» **GOAL**:
Reproduce all of the data below line for line, with every character unchanged.

» **GIVEN ENTRIES**:
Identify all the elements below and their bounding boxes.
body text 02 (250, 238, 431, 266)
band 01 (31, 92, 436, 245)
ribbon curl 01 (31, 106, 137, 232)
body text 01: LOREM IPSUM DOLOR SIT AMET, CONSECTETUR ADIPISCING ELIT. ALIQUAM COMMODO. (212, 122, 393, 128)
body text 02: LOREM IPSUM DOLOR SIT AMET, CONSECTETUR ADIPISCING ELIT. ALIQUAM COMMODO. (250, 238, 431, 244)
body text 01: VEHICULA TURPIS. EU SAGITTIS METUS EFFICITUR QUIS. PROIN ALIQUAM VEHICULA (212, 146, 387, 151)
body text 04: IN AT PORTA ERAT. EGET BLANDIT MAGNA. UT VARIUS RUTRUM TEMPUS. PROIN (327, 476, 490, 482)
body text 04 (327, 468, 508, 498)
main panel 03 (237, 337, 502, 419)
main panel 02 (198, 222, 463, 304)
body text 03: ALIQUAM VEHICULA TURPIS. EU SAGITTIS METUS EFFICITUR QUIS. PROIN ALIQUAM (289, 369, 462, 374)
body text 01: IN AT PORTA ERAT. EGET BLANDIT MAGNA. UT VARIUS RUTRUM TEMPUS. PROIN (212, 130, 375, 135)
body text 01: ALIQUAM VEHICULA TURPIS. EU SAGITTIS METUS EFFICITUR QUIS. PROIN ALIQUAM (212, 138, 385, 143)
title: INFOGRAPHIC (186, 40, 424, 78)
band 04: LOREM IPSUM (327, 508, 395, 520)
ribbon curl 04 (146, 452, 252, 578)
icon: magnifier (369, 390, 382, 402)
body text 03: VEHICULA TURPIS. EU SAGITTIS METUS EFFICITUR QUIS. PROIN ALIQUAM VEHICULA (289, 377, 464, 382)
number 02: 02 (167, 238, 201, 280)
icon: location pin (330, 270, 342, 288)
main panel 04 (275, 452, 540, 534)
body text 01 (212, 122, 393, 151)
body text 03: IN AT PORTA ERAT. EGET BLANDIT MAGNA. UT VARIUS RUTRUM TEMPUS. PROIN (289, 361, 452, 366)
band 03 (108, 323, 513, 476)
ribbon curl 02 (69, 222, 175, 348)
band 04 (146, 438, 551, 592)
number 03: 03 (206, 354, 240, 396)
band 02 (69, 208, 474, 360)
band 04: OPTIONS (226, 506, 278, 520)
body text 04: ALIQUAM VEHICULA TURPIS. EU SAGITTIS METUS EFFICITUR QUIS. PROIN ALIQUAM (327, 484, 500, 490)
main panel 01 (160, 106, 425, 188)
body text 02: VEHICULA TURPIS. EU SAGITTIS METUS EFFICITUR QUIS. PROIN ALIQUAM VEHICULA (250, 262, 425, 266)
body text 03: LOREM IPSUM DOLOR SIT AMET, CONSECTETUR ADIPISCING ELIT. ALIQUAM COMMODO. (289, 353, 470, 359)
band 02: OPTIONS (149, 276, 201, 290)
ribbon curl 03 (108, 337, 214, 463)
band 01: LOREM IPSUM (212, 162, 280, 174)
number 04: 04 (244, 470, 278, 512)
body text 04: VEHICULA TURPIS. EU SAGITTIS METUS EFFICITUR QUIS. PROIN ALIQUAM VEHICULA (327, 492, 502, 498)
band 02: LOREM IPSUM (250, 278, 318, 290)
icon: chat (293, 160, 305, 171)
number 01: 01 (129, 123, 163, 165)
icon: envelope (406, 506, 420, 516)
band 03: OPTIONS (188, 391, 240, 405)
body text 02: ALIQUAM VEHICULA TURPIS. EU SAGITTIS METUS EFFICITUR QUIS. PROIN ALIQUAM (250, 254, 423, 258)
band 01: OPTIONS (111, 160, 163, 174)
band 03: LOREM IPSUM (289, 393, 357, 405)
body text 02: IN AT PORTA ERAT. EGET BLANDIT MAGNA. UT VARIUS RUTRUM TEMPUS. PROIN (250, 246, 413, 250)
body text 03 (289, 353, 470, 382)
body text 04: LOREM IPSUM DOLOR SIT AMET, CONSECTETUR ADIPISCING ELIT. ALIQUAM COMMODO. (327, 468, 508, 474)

» **FULL ANSWER**:
Identify all the elements below and their bounding boxes.
body text 02 (250, 238, 431, 266)
band 01 (31, 92, 436, 245)
ribbon curl 01 (31, 106, 137, 232)
body text 01: LOREM IPSUM DOLOR SIT AMET, CONSECTETUR ADIPISCING ELIT. ALIQUAM COMMODO. (212, 122, 393, 128)
body text 02: LOREM IPSUM DOLOR SIT AMET, CONSECTETUR ADIPISCING ELIT. ALIQUAM COMMODO. (250, 238, 431, 244)
body text 01: VEHICULA TURPIS. EU SAGITTIS METUS EFFICITUR QUIS. PROIN ALIQUAM VEHICULA (212, 146, 387, 151)
body text 04: IN AT PORTA ERAT. EGET BLANDIT MAGNA. UT VARIUS RUTRUM TEMPUS. PROIN (327, 476, 490, 482)
body text 04 (327, 468, 508, 498)
main panel 03 (237, 337, 502, 419)
main panel 02 (198, 222, 463, 304)
body text 03: ALIQUAM VEHICULA TURPIS. EU SAGITTIS METUS EFFICITUR QUIS. PROIN ALIQUAM (289, 369, 462, 374)
body text 01: IN AT PORTA ERAT. EGET BLANDIT MAGNA. UT VARIUS RUTRUM TEMPUS. PROIN (212, 130, 375, 135)
body text 01: ALIQUAM VEHICULA TURPIS. EU SAGITTIS METUS EFFICITUR QUIS. PROIN ALIQUAM (212, 138, 385, 143)
title: INFOGRAPHIC (186, 40, 424, 78)
band 04: LOREM IPSUM (327, 508, 395, 520)
ribbon curl 04 (146, 452, 252, 578)
icon: magnifier (369, 390, 382, 402)
body text 03: VEHICULA TURPIS. EU SAGITTIS METUS EFFICITUR QUIS. PROIN ALIQUAM VEHICULA (289, 377, 464, 382)
number 02: 02 (167, 238, 201, 280)
icon: location pin (330, 270, 342, 288)
main panel 04 (275, 452, 540, 534)
body text 01 (212, 122, 393, 151)
body text 03: IN AT PORTA ERAT. EGET BLANDIT MAGNA. UT VARIUS RUTRUM TEMPUS. PROIN (289, 361, 452, 366)
band 03 (108, 323, 513, 476)
ribbon curl 02 (69, 222, 175, 348)
band 04 (146, 438, 551, 592)
number 03: 03 (206, 354, 240, 396)
band 02 (69, 208, 474, 360)
band 04: OPTIONS (226, 506, 278, 520)
body text 04: ALIQUAM VEHICULA TURPIS. EU SAGITTIS METUS EFFICITUR QUIS. PROIN ALIQUAM (327, 484, 500, 490)
main panel 01 (160, 106, 425, 188)
body text 02: VEHICULA TURPIS. EU SAGITTIS METUS EFFICITUR QUIS. PROIN ALIQUAM VEHICULA (250, 262, 425, 266)
body text 03: LOREM IPSUM DOLOR SIT AMET, CONSECTETUR ADIPISCING ELIT. ALIQUAM COMMODO. (289, 353, 470, 359)
band 02: OPTIONS (149, 276, 201, 290)
ribbon curl 03 (108, 337, 214, 463)
band 01: LOREM IPSUM (212, 162, 280, 174)
number 04: 04 (244, 470, 278, 512)
body text 04: VEHICULA TURPIS. EU SAGITTIS METUS EFFICITUR QUIS. PROIN ALIQUAM VEHICULA (327, 492, 502, 498)
band 02: LOREM IPSUM (250, 278, 318, 290)
icon: chat (293, 160, 305, 171)
number 01: 01 (129, 123, 163, 165)
icon: envelope (406, 506, 420, 516)
band 03: OPTIONS (188, 391, 240, 405)
body text 02: ALIQUAM VEHICULA TURPIS. EU SAGITTIS METUS EFFICITUR QUIS. PROIN ALIQUAM (250, 254, 423, 258)
band 01: OPTIONS (111, 160, 163, 174)
band 03: LOREM IPSUM (289, 393, 357, 405)
body text 02: IN AT PORTA ERAT. EGET BLANDIT MAGNA. UT VARIUS RUTRUM TEMPUS. PROIN (250, 246, 413, 250)
body text 03 (289, 353, 470, 382)
body text 04: LOREM IPSUM DOLOR SIT AMET, CONSECTETUR ADIPISCING ELIT. ALIQUAM COMMODO. (327, 468, 508, 474)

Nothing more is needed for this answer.